WHAT THE TASK ASKS> Search the data for the string "Survived" and gather each line it is in.

==========

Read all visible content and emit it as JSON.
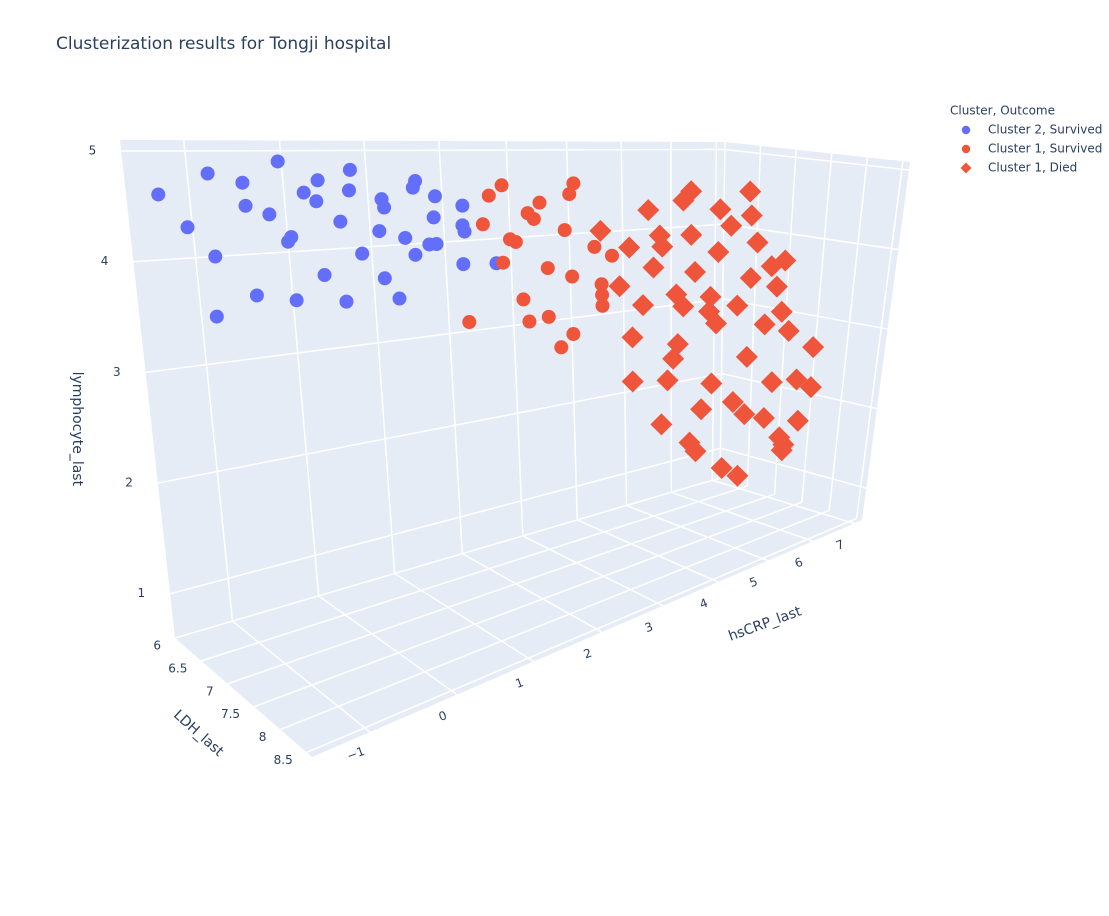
{
  "chart_data": {
    "type": "scatter3d",
    "title": "Clusterization results for Tongji hospital",
    "xaxis_title": "hsCRP_last",
    "yaxis_title": "LDH_last",
    "zaxis_title": "lymphocyte_last",
    "xlim": [
      -1.6,
      7.2
    ],
    "ylim": [
      6,
      8.6
    ],
    "zlim": [
      0.6,
      5.1
    ],
    "xticks": [
      {
        "value": -1,
        "label": "−1"
      },
      0,
      1,
      2,
      3,
      4,
      5,
      6,
      7
    ],
    "yticks": [
      6,
      6.5,
      7,
      7.5,
      8,
      8.5
    ],
    "zticks": [
      1,
      2,
      3,
      4,
      5
    ],
    "legend_title": "Cluster, Outcome",
    "series": [
      {
        "name": "Cluster 2, Survived",
        "color": "#636efa",
        "symbol": "circle",
        "x": [
          -1.3,
          -1.1,
          -0.9,
          -0.8,
          -0.6,
          -0.5,
          -0.4,
          -0.3,
          -0.2,
          -0.1,
          0,
          0.1,
          0.2,
          0.3,
          0.4,
          0.5,
          0.6,
          0.7,
          0.8,
          0.9,
          1.0,
          1.1,
          1.2,
          1.3,
          1.4,
          1.5,
          1.6,
          1.7,
          1.8,
          1.9,
          2.0,
          2.1,
          2.2,
          2.3,
          -1.0,
          -0.2,
          0.5,
          1.1,
          1.7,
          2.4
        ],
        "y": [
          6.0,
          6.1,
          6.2,
          6.0,
          6.3,
          6.1,
          6.0,
          6.2,
          6.4,
          6.1,
          6.0,
          6.2,
          6.3,
          6.1,
          6.0,
          6.2,
          6.4,
          6.1,
          6.0,
          6.3,
          6.2,
          6.1,
          6.0,
          6.2,
          6.3,
          6.1,
          6.0,
          6.2,
          6.1,
          6.0,
          6.3,
          6.2,
          6.1,
          6.0,
          6.3,
          6.4,
          6.2,
          6.3,
          6.1,
          6.4
        ],
        "z": [
          4.6,
          4.3,
          4.8,
          4.0,
          4.5,
          4.7,
          3.6,
          4.4,
          4.2,
          4.9,
          4.1,
          4.6,
          3.8,
          4.5,
          4.7,
          4.3,
          4.0,
          4.6,
          4.8,
          4.2,
          3.7,
          4.5,
          4.4,
          4.1,
          4.7,
          3.9,
          4.6,
          4.3,
          4.0,
          4.5,
          3.8,
          4.2,
          4.4,
          4.1,
          3.5,
          3.6,
          3.5,
          3.5,
          4.0,
          3.8
        ]
      },
      {
        "name": "Cluster 1, Survived",
        "color": "#ef553b",
        "symbol": "circle",
        "x": [
          2.3,
          2.4,
          2.5,
          2.6,
          2.7,
          2.8,
          2.9,
          3.0,
          3.1,
          3.2,
          3.3,
          3.4,
          3.5,
          3.6,
          3.7,
          3.8,
          3.9,
          4.0,
          4.1,
          4.2,
          2.6,
          3.0,
          3.4,
          3.8,
          2.9
        ],
        "y": [
          6.0,
          6.2,
          6.4,
          6.1,
          6.5,
          6.3,
          6.0,
          6.6,
          6.2,
          6.4,
          6.7,
          6.1,
          6.5,
          6.3,
          6.8,
          6.2,
          6.6,
          6.4,
          6.0,
          6.5,
          6.7,
          6.8,
          6.0,
          6.7,
          6.1
        ],
        "z": [
          3.1,
          4.2,
          3.8,
          4.5,
          3.4,
          4.0,
          4.6,
          3.2,
          4.3,
          3.7,
          3.0,
          4.4,
          3.6,
          4.1,
          3.3,
          4.5,
          3.5,
          3.9,
          4.6,
          3.8,
          3.2,
          2.9,
          4.2,
          3.4,
          4.0
        ]
      },
      {
        "name": "Cluster 1, Died",
        "color": "#ef553b",
        "symbol": "diamond",
        "x": [
          3.5,
          3.6,
          3.8,
          3.9,
          4.0,
          4.1,
          4.2,
          4.3,
          4.4,
          4.5,
          4.6,
          4.7,
          4.8,
          4.9,
          5.0,
          5.1,
          5.2,
          5.3,
          5.4,
          5.5,
          5.6,
          5.7,
          5.8,
          5.9,
          6.0,
          6.1,
          6.2,
          6.3,
          6.4,
          6.5,
          6.6,
          6.7,
          6.8,
          6.9,
          7.0,
          4.0,
          4.5,
          5.0,
          5.5,
          6.0,
          6.5,
          3.7,
          4.2,
          4.8,
          5.3,
          5.8,
          6.3,
          6.8,
          4.4,
          5.1,
          5.7,
          6.2,
          3.9,
          4.6,
          5.4
        ],
        "y": [
          7.5,
          7.9,
          7.2,
          8.1,
          6.8,
          7.6,
          7.0,
          8.3,
          7.4,
          6.9,
          7.8,
          7.1,
          8.0,
          6.7,
          7.5,
          7.3,
          8.2,
          6.9,
          7.7,
          7.0,
          6.6,
          7.9,
          7.2,
          6.8,
          7.5,
          8.0,
          7.1,
          6.7,
          7.6,
          7.3,
          6.9,
          7.8,
          7.0,
          6.6,
          6.5,
          6.5,
          8.4,
          6.4,
          8.3,
          6.3,
          7.4,
          8.4,
          8.0,
          8.2,
          8.4,
          8.3,
          8.1,
          7.2,
          6.6,
          6.5,
          6.4,
          6.6,
          7.7,
          7.3,
          8.4
        ],
        "z": [
          2.6,
          2.2,
          3.0,
          2.0,
          3.5,
          2.8,
          3.3,
          1.7,
          2.9,
          3.7,
          2.5,
          3.4,
          2.3,
          3.9,
          3.1,
          3.2,
          2.1,
          3.6,
          2.7,
          3.3,
          4.0,
          2.4,
          3.2,
          3.8,
          3.0,
          2.4,
          3.5,
          4.1,
          2.9,
          3.4,
          3.9,
          2.7,
          3.6,
          4.2,
          4.5,
          4.1,
          1.6,
          4.3,
          1.7,
          4.5,
          3.1,
          2.0,
          2.3,
          2.2,
          1.9,
          2.0,
          2.3,
          3.7,
          3.9,
          4.0,
          4.4,
          4.3,
          2.6,
          3.3,
          1.8
        ]
      }
    ]
  }
}
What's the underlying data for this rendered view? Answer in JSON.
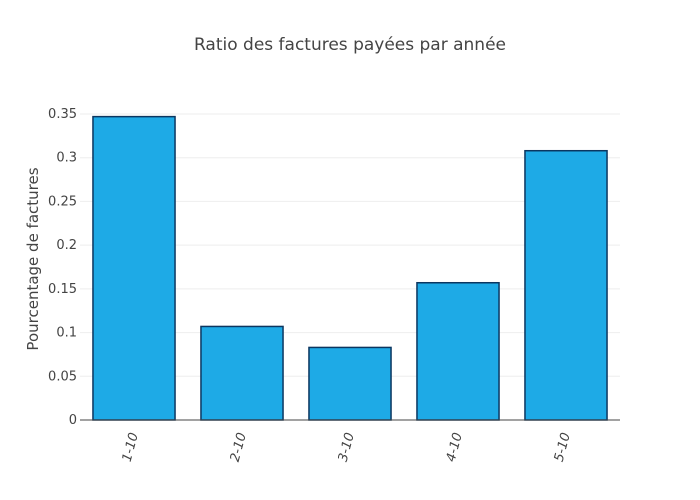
{
  "chart_data": {
    "type": "bar",
    "title": "Ratio des factures payées par année",
    "xlabel": "",
    "ylabel": "Pourcentage de factures",
    "categories": [
      "1-10",
      "2-10",
      "3-10",
      "4-10",
      "5-10"
    ],
    "values": [
      0.347,
      0.107,
      0.083,
      0.157,
      0.308
    ],
    "ylim": [
      0,
      0.35
    ],
    "yticks": [
      0,
      0.05,
      0.1,
      0.15,
      0.2,
      0.25,
      0.3,
      0.35
    ],
    "ytick_labels": [
      "0",
      "0.05",
      "0.1",
      "0.15",
      "0.2",
      "0.25",
      "0.3",
      "0.35"
    ],
    "grid": true,
    "bar_color": "#1eaae6",
    "bar_outline_color": "#0b3660"
  }
}
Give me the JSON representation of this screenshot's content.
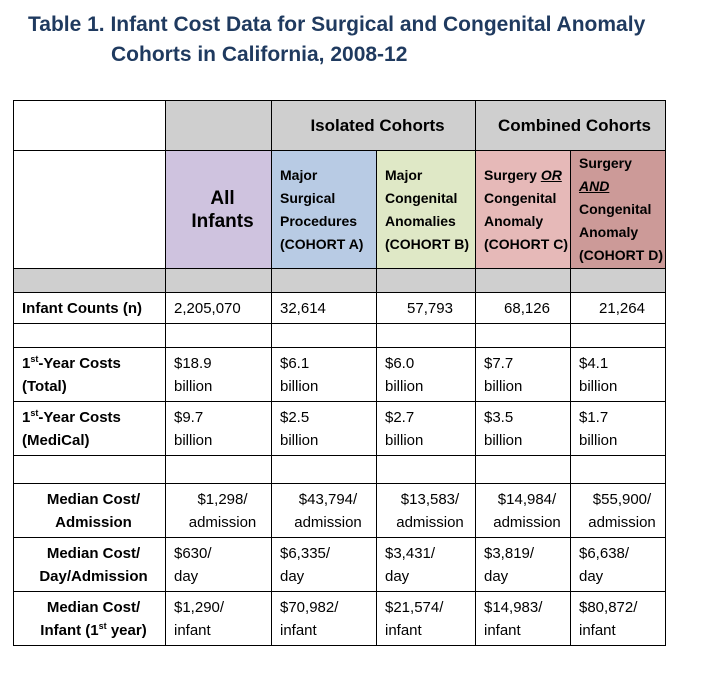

==========

COMPLETE RESPONSE>
        "name": "Cluster 2, Survived",
        "name": "Cluster 1, Survived",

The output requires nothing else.